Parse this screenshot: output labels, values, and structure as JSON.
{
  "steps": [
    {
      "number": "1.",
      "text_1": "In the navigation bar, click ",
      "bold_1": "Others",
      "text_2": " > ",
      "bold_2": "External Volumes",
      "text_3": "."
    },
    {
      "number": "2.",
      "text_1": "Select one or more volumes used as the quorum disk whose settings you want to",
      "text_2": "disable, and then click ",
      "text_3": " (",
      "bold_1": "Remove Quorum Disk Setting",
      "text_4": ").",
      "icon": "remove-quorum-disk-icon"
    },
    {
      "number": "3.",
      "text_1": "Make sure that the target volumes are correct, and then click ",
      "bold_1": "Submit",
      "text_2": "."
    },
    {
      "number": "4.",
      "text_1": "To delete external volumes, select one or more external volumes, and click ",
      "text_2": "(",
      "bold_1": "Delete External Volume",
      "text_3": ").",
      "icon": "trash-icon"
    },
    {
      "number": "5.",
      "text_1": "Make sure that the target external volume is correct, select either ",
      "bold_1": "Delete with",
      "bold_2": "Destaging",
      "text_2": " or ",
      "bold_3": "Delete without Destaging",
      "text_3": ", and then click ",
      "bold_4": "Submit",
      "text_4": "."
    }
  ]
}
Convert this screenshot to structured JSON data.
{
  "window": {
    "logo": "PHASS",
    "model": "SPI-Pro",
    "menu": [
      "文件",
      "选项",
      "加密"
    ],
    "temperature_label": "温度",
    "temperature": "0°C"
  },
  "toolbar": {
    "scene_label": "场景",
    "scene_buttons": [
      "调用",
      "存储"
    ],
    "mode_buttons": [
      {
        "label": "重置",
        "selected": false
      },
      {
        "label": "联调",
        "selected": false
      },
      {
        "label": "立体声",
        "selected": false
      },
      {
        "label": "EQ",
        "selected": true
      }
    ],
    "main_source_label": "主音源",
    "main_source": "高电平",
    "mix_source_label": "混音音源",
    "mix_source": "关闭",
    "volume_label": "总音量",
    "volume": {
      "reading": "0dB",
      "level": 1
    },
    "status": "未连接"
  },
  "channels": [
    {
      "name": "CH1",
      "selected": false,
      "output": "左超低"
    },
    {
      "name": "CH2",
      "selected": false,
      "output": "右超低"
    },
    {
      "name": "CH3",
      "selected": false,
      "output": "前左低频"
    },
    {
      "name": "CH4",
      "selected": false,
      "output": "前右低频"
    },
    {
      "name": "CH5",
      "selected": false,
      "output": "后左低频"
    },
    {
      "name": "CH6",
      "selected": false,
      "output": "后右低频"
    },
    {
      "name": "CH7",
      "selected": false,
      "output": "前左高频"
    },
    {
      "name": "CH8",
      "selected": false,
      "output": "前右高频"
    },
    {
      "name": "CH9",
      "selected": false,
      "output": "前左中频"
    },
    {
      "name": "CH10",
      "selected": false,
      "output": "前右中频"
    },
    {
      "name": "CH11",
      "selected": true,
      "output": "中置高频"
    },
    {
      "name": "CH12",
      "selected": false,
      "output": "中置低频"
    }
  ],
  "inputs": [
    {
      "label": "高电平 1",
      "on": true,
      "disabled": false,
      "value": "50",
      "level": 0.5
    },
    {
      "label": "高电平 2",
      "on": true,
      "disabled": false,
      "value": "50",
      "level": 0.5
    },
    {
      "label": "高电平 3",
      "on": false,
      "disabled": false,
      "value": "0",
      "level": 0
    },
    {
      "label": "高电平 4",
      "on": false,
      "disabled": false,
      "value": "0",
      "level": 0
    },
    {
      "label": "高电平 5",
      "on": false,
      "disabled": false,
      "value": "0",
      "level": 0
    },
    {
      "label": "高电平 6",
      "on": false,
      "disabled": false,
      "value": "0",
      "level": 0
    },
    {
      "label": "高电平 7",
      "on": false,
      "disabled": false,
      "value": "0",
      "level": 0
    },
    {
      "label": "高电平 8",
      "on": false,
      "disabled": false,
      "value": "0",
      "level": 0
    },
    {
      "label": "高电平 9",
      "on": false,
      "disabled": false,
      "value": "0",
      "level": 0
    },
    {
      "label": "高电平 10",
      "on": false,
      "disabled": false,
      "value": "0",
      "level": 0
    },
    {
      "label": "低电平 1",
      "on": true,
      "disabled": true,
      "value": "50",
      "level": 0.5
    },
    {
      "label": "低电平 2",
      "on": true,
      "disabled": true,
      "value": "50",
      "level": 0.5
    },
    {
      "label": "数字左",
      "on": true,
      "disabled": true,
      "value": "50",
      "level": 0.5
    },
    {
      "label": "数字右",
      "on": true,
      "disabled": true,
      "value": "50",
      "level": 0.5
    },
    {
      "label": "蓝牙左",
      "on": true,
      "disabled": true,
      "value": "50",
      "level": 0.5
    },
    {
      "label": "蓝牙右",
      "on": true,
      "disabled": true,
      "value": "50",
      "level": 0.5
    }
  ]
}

# [Exercise instructions]
Copy the records above exactly.

# [Response to the exercise]
Parse this screenshot: output labels, values, and structure as JSON.
{
  "steps": [
    {
      "number": "1.",
      "text_1": "In the navigation bar, click ",
      "bold_1": "Others",
      "text_2": " > ",
      "bold_2": "External Volumes",
      "text_3": "."
    },
    {
      "number": "2.",
      "text_1": "Select one or more volumes used as the quorum disk whose settings you want to",
      "text_2": "disable, and then click ",
      "text_3": " (",
      "bold_1": "Remove Quorum Disk Setting",
      "text_4": ").",
      "icon": "remove-quorum-disk-icon"
    },
    {
      "number": "3.",
      "text_1": "Make sure that the target volumes are correct, and then click ",
      "bold_1": "Submit",
      "text_2": "."
    },
    {
      "number": "4.",
      "text_1": "To delete external volumes, select one or more external volumes, and click ",
      "text_2": "(",
      "bold_1": "Delete External Volume",
      "text_3": ").",
      "icon": "trash-icon"
    },
    {
      "number": "5.",
      "text_1": "Make sure that the target external volume is correct, select either ",
      "bold_1": "Delete with",
      "bold_2": "Destaging",
      "text_2": " or ",
      "bold_3": "Delete without Destaging",
      "text_3": ", and then click ",
      "bold_4": "Submit",
      "text_4": "."
    }
  ]
}
Convert this screenshot to structured JSON data.
{
  "window": {
    "logo": "PHASS",
    "model": "SPI-Pro",
    "menu": [
      "文件",
      "选项",
      "加密"
    ],
    "temperature_label": "温度",
    "temperature": "0°C"
  },
  "toolbar": {
    "scene_label": "场景",
    "scene_buttons": [
      "调用",
      "存储"
    ],
    "mode_buttons": [
      {
        "label": "重置",
        "selected": false
      },
      {
        "label": "联调",
        "selected": false
      },
      {
        "label": "立体声",
        "selected": false
      },
      {
        "label": "EQ",
        "selected": true
      }
    ],
    "main_source_label": "主音源",
    "main_source": "高电平",
    "mix_source_label": "混音音源",
    "mix_source": "关闭",
    "volume_label": "总音量",
    "volume": {
      "reading": "0dB",
      "level": 1
    },
    "status": "未连接"
  },
  "channels": [
    {
      "name": "CH1",
      "selected": false,
      "output": "左超低"
    },
    {
      "name": "CH2",
      "selected": false,
      "output": "右超低"
    },
    {
      "name": "CH3",
      "selected": false,
      "output": "前左低频"
    },
    {
      "name": "CH4",
      "selected": false,
      "output": "前右低频"
    },
    {
      "name": "CH5",
      "selected": false,
      "output": "后左低频"
    },
    {
      "name": "CH6",
      "selected": false,
      "output": "后右低频"
    },
    {
      "name": "CH7",
      "selected": false,
      "output": "前左高频"
    },
    {
      "name": "CH8",
      "selected": false,
      "output": "前右高频"
    },
    {
      "name": "CH9",
      "selected": false,
      "output": "前左中频"
    },
    {
      "name": "CH10",
      "selected": false,
      "output": "前右中频"
    },
    {
      "name": "CH11",
      "selected": true,
      "output": "中置高频"
    },
    {
      "name": "CH12",
      "selected": false,
      "output": "中置低频"
    }
  ],
  "inputs": [
    {
      "label": "高电平 1",
      "on": true,
      "disabled": false,
      "value": "50",
      "level": 0.5
    },
    {
      "label": "高电平 2",
      "on": true,
      "disabled": false,
      "value": "50",
      "level": 0.5
    },
    {
      "label": "高电平 3",
      "on": false,
      "disabled": false,
      "value": "0",
      "level": 0
    },
    {
      "label": "高电平 4",
      "on": false,
      "disabled": false,
      "value": "0",
      "level": 0
    },
    {
      "label": "高电平 5",
      "on": false,
      "disabled": false,
      "value": "0",
      "level": 0
    },
    {
      "label": "高电平 6",
      "on": false,
      "disabled": false,
      "value": "0",
      "level": 0
    },
    {
      "label": "高电平 7",
      "on": false,
      "disabled": false,
      "value": "0",
      "level": 0
    },
    {
      "label": "高电平 8",
      "on": false,
      "disabled": false,
      "value": "0",
      "level": 0
    },
    {
      "label": "高电平 9",
      "on": false,
      "disabled": false,
      "value": "0",
      "level": 0
    },
    {
      "label": "高电平 10",
      "on": false,
      "disabled": false,
      "value": "0",
      "level": 0
    },
    {
      "label": "低电平 1",
      "on": true,
      "disabled": true,
      "value": "50",
      "level": 0.5
    },
    {
      "label": "低电平 2",
      "on": true,
      "disabled": true,
      "value": "50",
      "level": 0.5
    },
    {
      "label": "数字左",
      "on": true,
      "disabled": true,
      "value": "50",
      "level": 0.5
    },
    {
      "label": "数字右",
      "on": true,
      "disabled": true,
      "value": "50",
      "level": 0.5
    },
    {
      "label": "蓝牙左",
      "on": true,
      "disabled": true,
      "value": "50",
      "level": 0.5
    },
    {
      "label": "蓝牙右",
      "on": true,
      "disabled": true,
      "value": "50",
      "level": 0.5
    }
  ]
}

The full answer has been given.